◆ **Exercise aim**:
Copy out all the lines exactly. Omit pictures.

___ Records

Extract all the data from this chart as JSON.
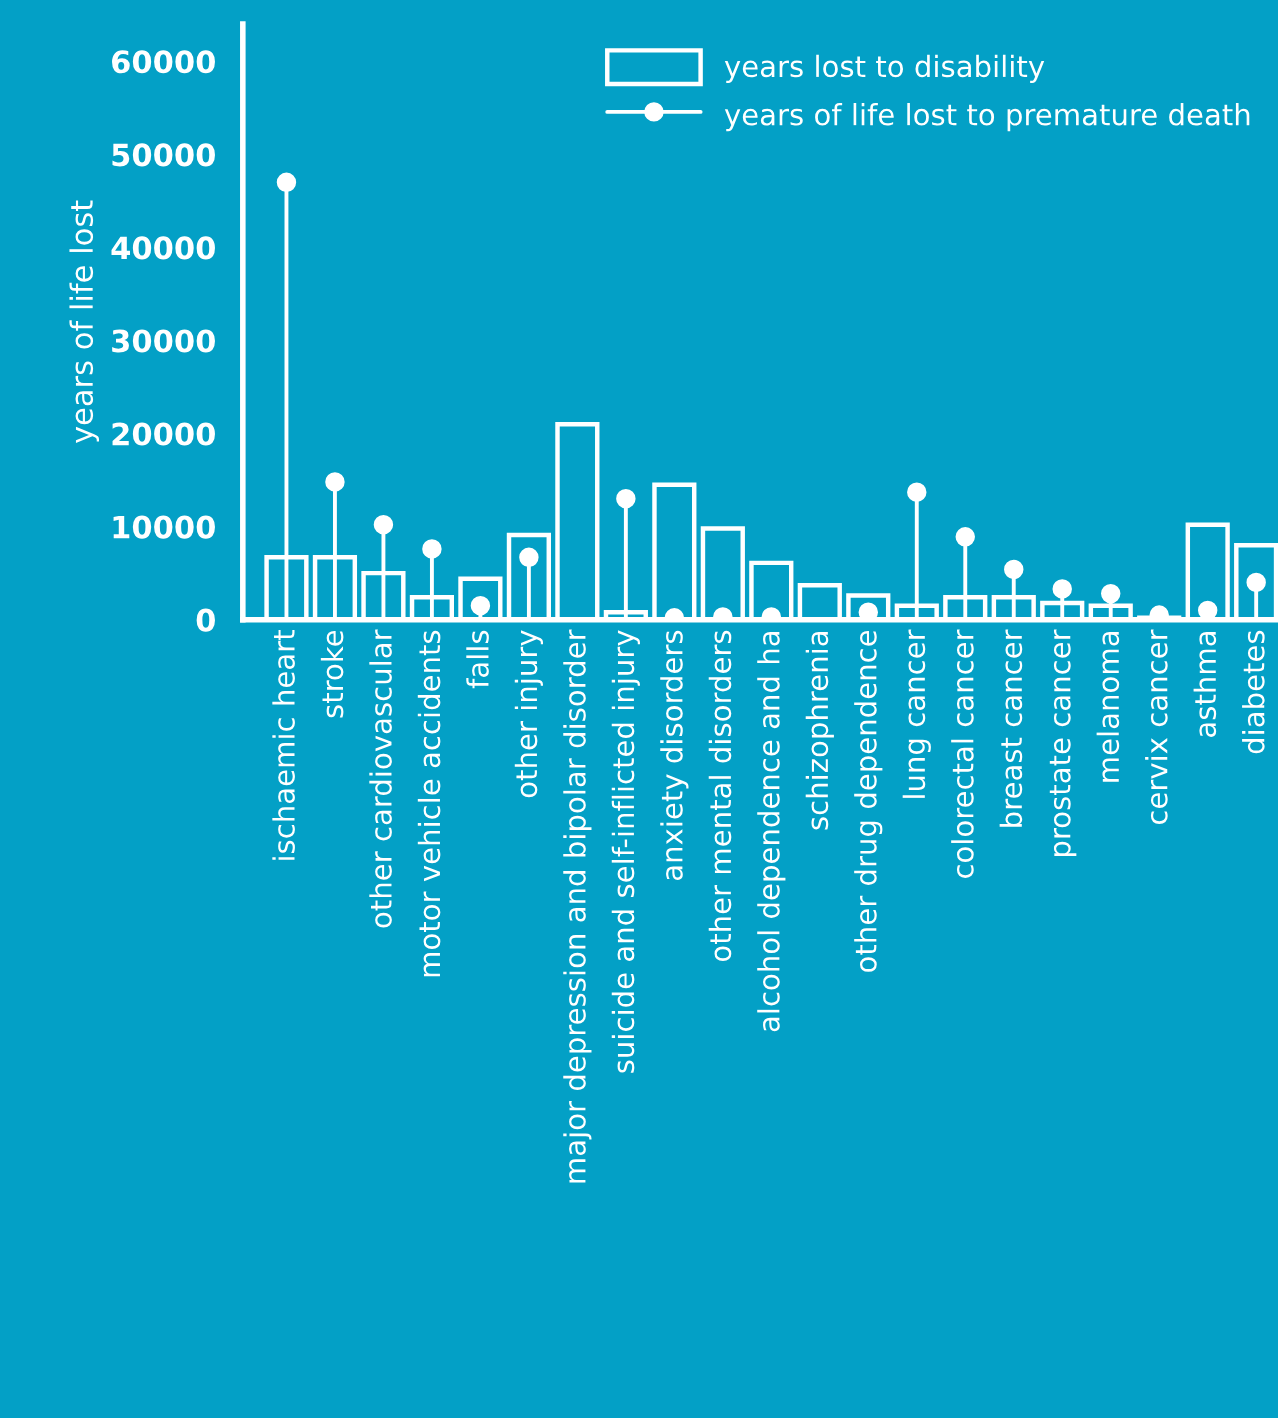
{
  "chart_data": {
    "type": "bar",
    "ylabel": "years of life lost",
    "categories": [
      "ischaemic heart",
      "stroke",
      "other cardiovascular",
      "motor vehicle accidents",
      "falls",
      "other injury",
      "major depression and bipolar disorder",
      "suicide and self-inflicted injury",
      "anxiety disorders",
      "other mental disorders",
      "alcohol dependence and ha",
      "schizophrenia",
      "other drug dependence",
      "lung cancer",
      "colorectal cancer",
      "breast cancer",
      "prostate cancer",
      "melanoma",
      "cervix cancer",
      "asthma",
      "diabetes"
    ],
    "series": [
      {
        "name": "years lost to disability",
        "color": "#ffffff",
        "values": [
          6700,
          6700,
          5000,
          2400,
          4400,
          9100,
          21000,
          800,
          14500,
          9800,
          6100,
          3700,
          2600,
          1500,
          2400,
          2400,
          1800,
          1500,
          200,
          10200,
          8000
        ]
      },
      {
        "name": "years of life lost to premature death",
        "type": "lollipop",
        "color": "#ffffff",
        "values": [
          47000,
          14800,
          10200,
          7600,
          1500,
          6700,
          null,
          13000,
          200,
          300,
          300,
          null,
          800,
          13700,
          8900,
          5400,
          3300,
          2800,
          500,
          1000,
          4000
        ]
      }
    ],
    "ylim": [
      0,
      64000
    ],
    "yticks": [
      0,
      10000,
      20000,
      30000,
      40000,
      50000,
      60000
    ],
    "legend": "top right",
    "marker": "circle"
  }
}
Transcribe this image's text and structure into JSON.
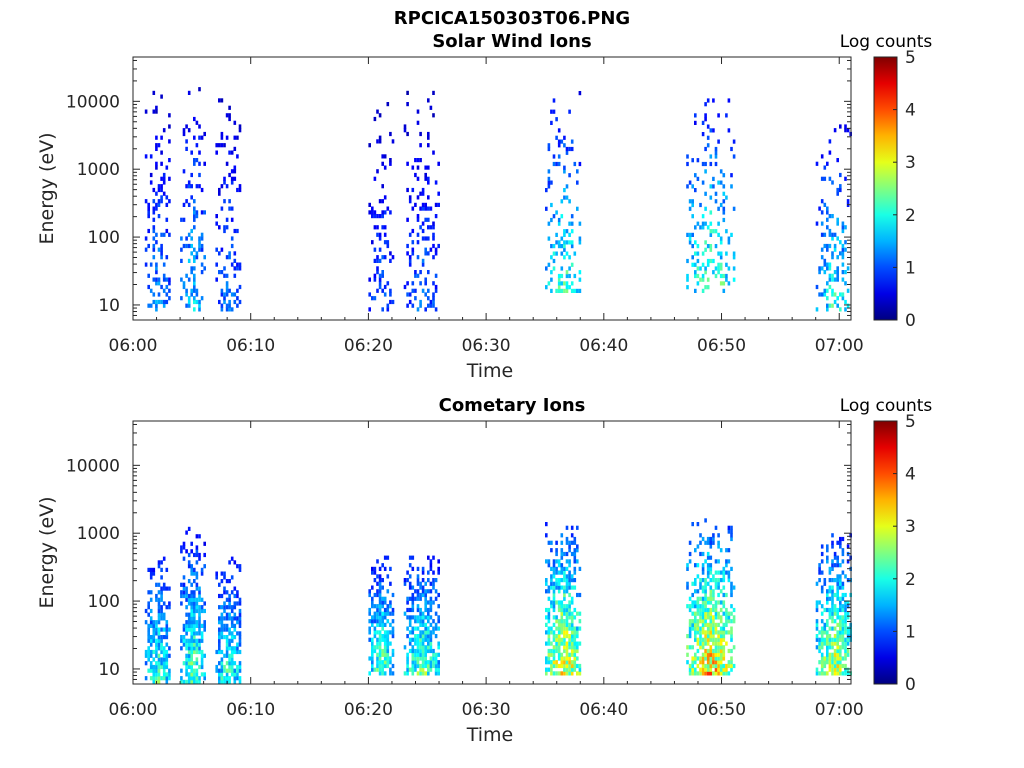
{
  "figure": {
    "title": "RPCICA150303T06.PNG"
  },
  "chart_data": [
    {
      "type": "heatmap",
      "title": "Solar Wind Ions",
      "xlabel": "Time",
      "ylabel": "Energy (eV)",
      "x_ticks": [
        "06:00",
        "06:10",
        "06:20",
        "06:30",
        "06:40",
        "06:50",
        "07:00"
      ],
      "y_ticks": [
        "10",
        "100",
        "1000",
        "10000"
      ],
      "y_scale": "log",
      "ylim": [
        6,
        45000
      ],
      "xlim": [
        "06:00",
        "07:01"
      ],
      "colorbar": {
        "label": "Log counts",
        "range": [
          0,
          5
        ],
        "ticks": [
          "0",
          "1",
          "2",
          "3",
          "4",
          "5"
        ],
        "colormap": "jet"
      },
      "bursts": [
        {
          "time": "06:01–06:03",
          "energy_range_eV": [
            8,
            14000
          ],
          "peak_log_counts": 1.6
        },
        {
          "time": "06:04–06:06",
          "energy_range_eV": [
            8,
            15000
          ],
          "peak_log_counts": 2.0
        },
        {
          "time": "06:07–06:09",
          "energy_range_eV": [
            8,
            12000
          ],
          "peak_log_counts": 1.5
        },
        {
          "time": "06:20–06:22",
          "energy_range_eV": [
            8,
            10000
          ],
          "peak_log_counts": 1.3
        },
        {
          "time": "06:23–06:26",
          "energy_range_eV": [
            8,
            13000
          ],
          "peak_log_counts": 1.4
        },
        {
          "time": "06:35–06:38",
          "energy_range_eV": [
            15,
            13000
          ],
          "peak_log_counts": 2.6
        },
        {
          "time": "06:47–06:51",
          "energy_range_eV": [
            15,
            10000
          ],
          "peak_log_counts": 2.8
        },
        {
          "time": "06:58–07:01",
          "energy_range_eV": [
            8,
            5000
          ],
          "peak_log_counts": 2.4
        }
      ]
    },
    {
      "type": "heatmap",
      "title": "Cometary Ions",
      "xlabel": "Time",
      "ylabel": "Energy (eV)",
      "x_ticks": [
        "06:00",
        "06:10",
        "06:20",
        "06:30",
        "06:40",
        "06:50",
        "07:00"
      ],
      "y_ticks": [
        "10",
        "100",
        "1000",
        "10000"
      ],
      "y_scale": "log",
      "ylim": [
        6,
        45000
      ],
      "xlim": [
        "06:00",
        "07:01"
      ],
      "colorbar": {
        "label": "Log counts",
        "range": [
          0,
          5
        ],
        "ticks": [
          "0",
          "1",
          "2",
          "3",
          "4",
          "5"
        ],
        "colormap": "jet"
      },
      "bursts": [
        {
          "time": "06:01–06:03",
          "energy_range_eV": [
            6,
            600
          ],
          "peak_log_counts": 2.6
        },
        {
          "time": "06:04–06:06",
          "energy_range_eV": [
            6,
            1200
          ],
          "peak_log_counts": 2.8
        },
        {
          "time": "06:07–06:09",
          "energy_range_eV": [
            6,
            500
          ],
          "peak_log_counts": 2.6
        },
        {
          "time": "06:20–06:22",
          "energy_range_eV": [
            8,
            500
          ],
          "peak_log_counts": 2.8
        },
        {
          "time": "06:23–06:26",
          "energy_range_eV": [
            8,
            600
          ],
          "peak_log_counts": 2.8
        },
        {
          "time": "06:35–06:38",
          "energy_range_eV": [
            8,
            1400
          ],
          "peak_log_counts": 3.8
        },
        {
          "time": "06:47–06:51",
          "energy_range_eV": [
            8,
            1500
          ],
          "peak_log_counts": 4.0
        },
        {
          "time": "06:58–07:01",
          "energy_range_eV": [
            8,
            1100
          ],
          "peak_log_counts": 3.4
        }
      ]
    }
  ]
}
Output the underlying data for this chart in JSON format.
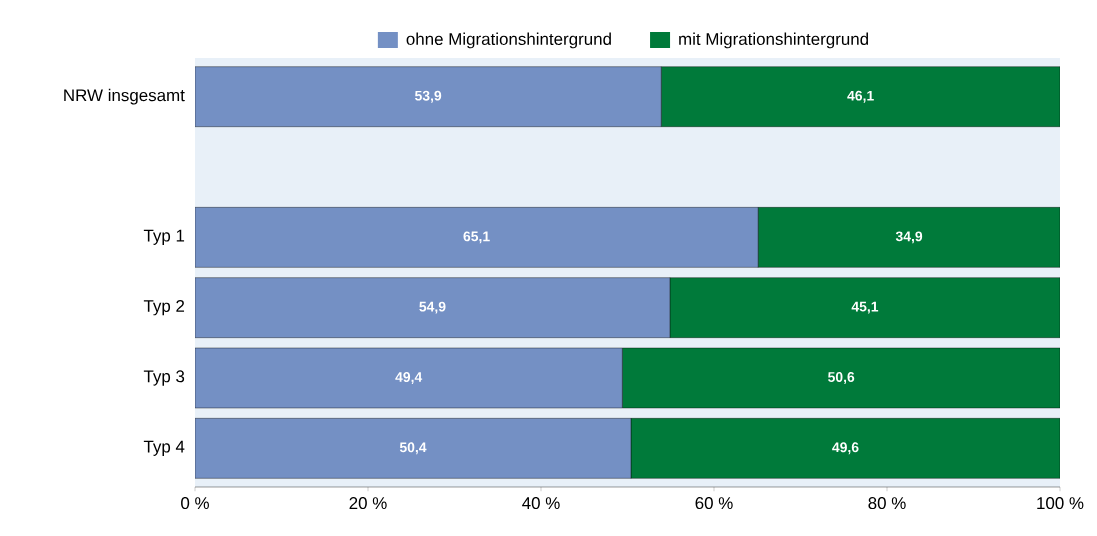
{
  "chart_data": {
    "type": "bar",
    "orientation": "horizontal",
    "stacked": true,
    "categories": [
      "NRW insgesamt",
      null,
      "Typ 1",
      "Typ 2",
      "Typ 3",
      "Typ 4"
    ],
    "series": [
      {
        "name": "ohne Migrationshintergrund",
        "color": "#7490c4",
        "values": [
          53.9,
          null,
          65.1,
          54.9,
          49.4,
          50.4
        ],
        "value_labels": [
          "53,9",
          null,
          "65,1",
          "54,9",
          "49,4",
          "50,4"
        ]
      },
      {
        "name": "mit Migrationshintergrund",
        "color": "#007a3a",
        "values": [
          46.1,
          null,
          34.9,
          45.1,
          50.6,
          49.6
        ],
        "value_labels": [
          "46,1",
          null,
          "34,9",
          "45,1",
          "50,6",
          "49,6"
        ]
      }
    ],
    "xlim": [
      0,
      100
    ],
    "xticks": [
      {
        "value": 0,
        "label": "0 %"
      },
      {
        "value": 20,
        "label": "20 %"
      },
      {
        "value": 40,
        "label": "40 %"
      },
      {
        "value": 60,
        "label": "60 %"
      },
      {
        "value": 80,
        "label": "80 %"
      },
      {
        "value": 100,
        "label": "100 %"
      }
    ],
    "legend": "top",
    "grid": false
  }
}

______

◆ **Final result**:
Extract all the data from this chart as JSON.
{
  "chart_data": {
    "type": "bar",
    "ylabel": "years of life lost",
    "categories": [
      "ischaemic heart",
      "stroke",
      "other cardiovascular",
      "motor vehicle accidents",
      "falls",
      "other injury",
      "major depression and bipolar disorder",
      "suicide and self-inflicted injury",
      "anxiety disorders",
      "other mental disorders",
      "alcohol dependence and ha",
      "schizophrenia",
      "other drug dependence",
      "lung cancer",
      "colorectal cancer",
      "breast cancer",
      "prostate cancer",
      "melanoma",
      "cervix cancer",
      "asthma",
      "diabetes"
    ],
    "series": [
      {
        "name": "years lost to disability",
        "color": "#ffffff",
        "values": [
          6700,
          6700,
          5000,
          2400,
          4400,
          9100,
          21000,
          800,
          14500,
          9800,
          6100,
          3700,
          2600,
          1500,
          2400,
          2400,
          1800,
          1500,
          200,
          10200,
          8000
        ]
      },
      {
        "name": "years of life lost to premature death",
        "type": "lollipop",
        "color": "#ffffff",
        "values": [
          47000,
          14800,
          10200,
          7600,
          1500,
          6700,
          null,
          13000,
          200,
          300,
          300,
          null,
          800,
          13700,
          8900,
          5400,
          3300,
          2800,
          500,
          1000,
          4000
        ]
      }
    ],
    "ylim": [
      0,
      64000
    ],
    "yticks": [
      0,
      10000,
      20000,
      30000,
      40000,
      50000,
      60000
    ],
    "legend": "top right",
    "marker": "circle"
  }
}
Transcribe this image's text and structure into JSON.
{
  "figure": {
    "title": "RPCICA150303T06.PNG"
  },
  "chart_data": [
    {
      "type": "heatmap",
      "title": "Solar Wind Ions",
      "xlabel": "Time",
      "ylabel": "Energy (eV)",
      "x_ticks": [
        "06:00",
        "06:10",
        "06:20",
        "06:30",
        "06:40",
        "06:50",
        "07:00"
      ],
      "y_ticks": [
        "10",
        "100",
        "1000",
        "10000"
      ],
      "y_scale": "log",
      "ylim": [
        6,
        45000
      ],
      "xlim": [
        "06:00",
        "07:01"
      ],
      "colorbar": {
        "label": "Log counts",
        "range": [
          0,
          5
        ],
        "ticks": [
          "0",
          "1",
          "2",
          "3",
          "4",
          "5"
        ],
        "colormap": "jet"
      },
      "bursts": [
        {
          "time": "06:01–06:03",
          "energy_range_eV": [
            8,
            14000
          ],
          "peak_log_counts": 1.6
        },
        {
          "time": "06:04–06:06",
          "energy_range_eV": [
            8,
            15000
          ],
          "peak_log_counts": 2.0
        },
        {
          "time": "06:07–06:09",
          "energy_range_eV": [
            8,
            12000
          ],
          "peak_log_counts": 1.5
        },
        {
          "time": "06:20–06:22",
          "energy_range_eV": [
            8,
            10000
          ],
          "peak_log_counts": 1.3
        },
        {
          "time": "06:23–06:26",
          "energy_range_eV": [
            8,
            13000
          ],
          "peak_log_counts": 1.4
        },
        {
          "time": "06:35–06:38",
          "energy_range_eV": [
            15,
            13000
          ],
          "peak_log_counts": 2.6
        },
        {
          "time": "06:47–06:51",
          "energy_range_eV": [
            15,
            10000
          ],
          "peak_log_counts": 2.8
        },
        {
          "time": "06:58–07:01",
          "energy_range_eV": [
            8,
            5000
          ],
          "peak_log_counts": 2.4
        }
      ]
    },
    {
      "type": "heatmap",
      "title": "Cometary Ions",
      "xlabel": "Time",
      "ylabel": "Energy (eV)",
      "x_ticks": [
        "06:00",
        "06:10",
        "06:20",
        "06:30",
        "06:40",
        "06:50",
        "07:00"
      ],
      "y_ticks": [
        "10",
        "100",
        "1000",
        "10000"
      ],
      "y_scale": "log",
      "ylim": [
        6,
        45000
      ],
      "xlim": [
        "06:00",
        "07:01"
      ],
      "colorbar": {
        "label": "Log counts",
        "range": [
          0,
          5
        ],
        "ticks": [
          "0",
          "1",
          "2",
          "3",
          "4",
          "5"
        ],
        "colormap": "jet"
      },
      "bursts": [
        {
          "time": "06:01–06:03",
          "energy_range_eV": [
            6,
            600
          ],
          "peak_log_counts": 2.6
        },
        {
          "time": "06:04–06:06",
          "energy_range_eV": [
            6,
            1200
          ],
          "peak_log_counts": 2.8
        },
        {
          "time": "06:07–06:09",
          "energy_range_eV": [
            6,
            500
          ],
          "peak_log_counts": 2.6
        },
        {
          "time": "06:20–06:22",
          "energy_range_eV": [
            8,
            500
          ],
          "peak_log_counts": 2.8
        },
        {
          "time": "06:23–06:26",
          "energy_range_eV": [
            8,
            600
          ],
          "peak_log_counts": 2.8
        },
        {
          "time": "06:35–06:38",
          "energy_range_eV": [
            8,
            1400
          ],
          "peak_log_counts": 3.8
        },
        {
          "time": "06:47–06:51",
          "energy_range_eV": [
            8,
            1500
          ],
          "peak_log_counts": 4.0
        },
        {
          "time": "06:58–07:01",
          "energy_range_eV": [
            8,
            1100
          ],
          "peak_log_counts": 3.4
        }
      ]
    }
  ]
}
Output the underlying data for this chart in JSON format.
{
  "chart_data": {
    "type": "bar",
    "orientation": "horizontal",
    "stacked": true,
    "categories": [
      "NRW insgesamt",
      null,
      "Typ 1",
      "Typ 2",
      "Typ 3",
      "Typ 4"
    ],
    "series": [
      {
        "name": "ohne Migrationshintergrund",
        "color": "#7490c4",
        "values": [
          53.9,
          null,
          65.1,
          54.9,
          49.4,
          50.4
        ],
        "value_labels": [
          "53,9",
          null,
          "65,1",
          "54,9",
          "49,4",
          "50,4"
        ]
      },
      {
        "name": "mit Migrationshintergrund",
        "color": "#007a3a",
        "values": [
          46.1,
          null,
          34.9,
          45.1,
          50.6,
          49.6
        ],
        "value_labels": [
          "46,1",
          null,
          "34,9",
          "45,1",
          "50,6",
          "49,6"
        ]
      }
    ],
    "xlim": [
      0,
      100
    ],
    "xticks": [
      {
        "value": 0,
        "label": "0 %"
      },
      {
        "value": 20,
        "label": "20 %"
      },
      {
        "value": 40,
        "label": "40 %"
      },
      {
        "value": 60,
        "label": "60 %"
      },
      {
        "value": 80,
        "label": "80 %"
      },
      {
        "value": 100,
        "label": "100 %"
      }
    ],
    "legend": "top",
    "grid": false
  }
}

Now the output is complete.